Return all lines in the material below that contain "registradas".

(Saved data entries)

## start

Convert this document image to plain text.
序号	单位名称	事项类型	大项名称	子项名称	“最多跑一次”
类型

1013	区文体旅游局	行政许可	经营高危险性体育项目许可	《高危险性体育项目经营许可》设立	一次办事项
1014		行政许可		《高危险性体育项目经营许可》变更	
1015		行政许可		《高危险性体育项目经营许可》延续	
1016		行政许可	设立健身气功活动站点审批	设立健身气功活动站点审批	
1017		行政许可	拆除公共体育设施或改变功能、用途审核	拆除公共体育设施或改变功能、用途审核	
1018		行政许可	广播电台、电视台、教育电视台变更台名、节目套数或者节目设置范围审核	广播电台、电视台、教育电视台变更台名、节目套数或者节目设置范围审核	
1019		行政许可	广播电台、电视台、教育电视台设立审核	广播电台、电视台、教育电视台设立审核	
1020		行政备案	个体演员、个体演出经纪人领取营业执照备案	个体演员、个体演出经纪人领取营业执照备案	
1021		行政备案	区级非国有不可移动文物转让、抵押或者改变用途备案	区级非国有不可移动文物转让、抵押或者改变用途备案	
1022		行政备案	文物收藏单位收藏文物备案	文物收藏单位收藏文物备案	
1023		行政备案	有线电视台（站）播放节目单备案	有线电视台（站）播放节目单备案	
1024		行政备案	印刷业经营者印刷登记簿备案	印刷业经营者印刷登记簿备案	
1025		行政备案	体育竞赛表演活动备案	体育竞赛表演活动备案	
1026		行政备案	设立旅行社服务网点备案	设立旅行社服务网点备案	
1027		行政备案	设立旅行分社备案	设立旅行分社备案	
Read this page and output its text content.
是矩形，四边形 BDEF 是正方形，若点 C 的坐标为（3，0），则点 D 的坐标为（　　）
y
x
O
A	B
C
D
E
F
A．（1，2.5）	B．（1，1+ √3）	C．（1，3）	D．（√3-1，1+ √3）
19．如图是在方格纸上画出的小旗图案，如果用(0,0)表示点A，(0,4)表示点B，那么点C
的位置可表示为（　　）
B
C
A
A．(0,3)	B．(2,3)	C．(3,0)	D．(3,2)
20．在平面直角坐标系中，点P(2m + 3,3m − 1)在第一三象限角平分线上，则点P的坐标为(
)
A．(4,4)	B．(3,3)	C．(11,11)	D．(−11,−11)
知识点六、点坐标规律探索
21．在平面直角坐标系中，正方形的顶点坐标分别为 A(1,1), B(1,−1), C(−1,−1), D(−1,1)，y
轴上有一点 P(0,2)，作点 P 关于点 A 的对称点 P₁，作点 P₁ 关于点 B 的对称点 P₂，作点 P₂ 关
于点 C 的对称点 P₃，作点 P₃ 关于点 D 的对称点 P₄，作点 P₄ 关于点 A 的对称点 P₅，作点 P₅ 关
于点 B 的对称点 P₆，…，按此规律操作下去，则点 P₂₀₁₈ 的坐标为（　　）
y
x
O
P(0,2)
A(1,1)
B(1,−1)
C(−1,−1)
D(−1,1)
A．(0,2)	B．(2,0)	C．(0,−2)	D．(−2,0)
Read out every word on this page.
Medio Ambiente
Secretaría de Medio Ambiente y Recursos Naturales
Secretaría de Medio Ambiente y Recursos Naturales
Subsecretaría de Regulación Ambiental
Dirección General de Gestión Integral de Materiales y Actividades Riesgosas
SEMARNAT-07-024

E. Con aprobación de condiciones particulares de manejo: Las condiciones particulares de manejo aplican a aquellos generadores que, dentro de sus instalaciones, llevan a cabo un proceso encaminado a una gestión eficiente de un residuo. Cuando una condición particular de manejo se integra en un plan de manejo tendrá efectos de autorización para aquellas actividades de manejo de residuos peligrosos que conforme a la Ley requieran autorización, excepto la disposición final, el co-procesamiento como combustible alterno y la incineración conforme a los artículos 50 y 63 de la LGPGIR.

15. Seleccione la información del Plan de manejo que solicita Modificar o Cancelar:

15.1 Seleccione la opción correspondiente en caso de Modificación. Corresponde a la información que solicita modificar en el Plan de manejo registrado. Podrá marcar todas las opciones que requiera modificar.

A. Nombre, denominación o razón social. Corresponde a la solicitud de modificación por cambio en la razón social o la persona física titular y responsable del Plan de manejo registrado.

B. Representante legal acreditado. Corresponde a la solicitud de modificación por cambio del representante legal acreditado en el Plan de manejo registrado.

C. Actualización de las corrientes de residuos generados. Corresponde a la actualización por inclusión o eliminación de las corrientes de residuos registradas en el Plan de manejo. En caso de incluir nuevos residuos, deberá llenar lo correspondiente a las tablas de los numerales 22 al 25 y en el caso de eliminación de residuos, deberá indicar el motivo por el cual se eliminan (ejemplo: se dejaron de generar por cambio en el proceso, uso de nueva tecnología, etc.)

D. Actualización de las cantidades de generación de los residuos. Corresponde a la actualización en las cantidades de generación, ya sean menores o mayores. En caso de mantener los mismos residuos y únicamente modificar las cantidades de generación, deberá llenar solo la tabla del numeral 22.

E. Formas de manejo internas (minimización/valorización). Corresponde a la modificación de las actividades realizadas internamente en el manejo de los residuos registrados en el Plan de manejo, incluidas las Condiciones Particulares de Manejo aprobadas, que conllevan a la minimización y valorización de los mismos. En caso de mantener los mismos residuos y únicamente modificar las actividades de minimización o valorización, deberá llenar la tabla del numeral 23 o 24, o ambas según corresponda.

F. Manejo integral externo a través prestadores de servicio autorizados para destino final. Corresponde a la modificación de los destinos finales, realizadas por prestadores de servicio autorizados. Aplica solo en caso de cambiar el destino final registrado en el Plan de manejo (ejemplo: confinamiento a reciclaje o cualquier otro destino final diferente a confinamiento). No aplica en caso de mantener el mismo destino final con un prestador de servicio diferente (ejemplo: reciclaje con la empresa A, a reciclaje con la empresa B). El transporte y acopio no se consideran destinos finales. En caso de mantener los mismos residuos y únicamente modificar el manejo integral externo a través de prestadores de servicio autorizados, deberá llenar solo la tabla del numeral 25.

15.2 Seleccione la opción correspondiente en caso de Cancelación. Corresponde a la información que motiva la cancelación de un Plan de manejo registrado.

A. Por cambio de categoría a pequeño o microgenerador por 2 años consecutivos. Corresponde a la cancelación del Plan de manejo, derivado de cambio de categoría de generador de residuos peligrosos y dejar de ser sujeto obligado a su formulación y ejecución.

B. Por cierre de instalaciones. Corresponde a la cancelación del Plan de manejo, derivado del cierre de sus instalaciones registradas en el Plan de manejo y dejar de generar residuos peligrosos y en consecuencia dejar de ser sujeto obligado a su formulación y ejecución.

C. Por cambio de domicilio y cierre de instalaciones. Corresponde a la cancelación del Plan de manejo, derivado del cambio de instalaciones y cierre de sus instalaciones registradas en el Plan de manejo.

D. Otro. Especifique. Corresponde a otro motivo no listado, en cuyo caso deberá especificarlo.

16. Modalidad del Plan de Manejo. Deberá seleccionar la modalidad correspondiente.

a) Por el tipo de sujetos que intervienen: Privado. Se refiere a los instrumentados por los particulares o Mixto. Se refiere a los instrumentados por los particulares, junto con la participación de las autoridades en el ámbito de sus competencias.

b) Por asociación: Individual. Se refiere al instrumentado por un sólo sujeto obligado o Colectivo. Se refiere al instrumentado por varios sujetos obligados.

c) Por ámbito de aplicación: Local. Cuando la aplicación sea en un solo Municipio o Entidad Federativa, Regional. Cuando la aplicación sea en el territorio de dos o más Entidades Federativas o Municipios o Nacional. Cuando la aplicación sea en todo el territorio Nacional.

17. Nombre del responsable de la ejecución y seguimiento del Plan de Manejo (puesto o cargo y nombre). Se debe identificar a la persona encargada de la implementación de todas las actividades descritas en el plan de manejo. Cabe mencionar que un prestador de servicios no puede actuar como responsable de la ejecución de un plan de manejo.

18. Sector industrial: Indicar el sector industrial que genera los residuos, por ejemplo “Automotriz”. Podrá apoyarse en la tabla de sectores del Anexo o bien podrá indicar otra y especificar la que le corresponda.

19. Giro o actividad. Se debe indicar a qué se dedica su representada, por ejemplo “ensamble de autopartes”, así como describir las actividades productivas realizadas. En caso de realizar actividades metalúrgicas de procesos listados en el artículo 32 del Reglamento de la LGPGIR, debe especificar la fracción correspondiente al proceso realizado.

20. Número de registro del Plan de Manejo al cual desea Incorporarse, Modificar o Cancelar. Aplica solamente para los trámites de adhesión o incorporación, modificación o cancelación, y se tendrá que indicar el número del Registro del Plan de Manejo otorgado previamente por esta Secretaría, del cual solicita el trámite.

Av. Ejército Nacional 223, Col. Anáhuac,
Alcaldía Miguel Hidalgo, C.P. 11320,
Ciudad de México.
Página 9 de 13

## end

▸ ANSWER
C. Actualización de las corrientes de residuos generados. Corresponde a la actualización por inclusión o eliminación de las corrientes de residuos registradas en el Plan de manejo. En caso de incluir nuevos residuos, deberá llenar lo correspondiente a las tablas de los numerales 22 al 25 y en el caso de eliminación de residuos, deberá indicar el motivo por el cual se eliminan (ejemplo: se dejaron de generar por cambio en el proceso, uso de nueva tecnología, etc.)
B. Por cierre de instalaciones. Corresponde a la cancelación del Plan de manejo, derivado del cierre de sus instalaciones registradas en el Plan de manejo y dejar de generar residuos peligrosos y en consecuencia dejar de ser sujeto obligado a su formulación y ejecución.
C. Por cambio de domicilio y cierre de instalaciones. Corresponde a la cancelación del Plan de manejo, derivado del cambio de instalaciones y cierre de sus instalaciones registradas en el Plan de manejo.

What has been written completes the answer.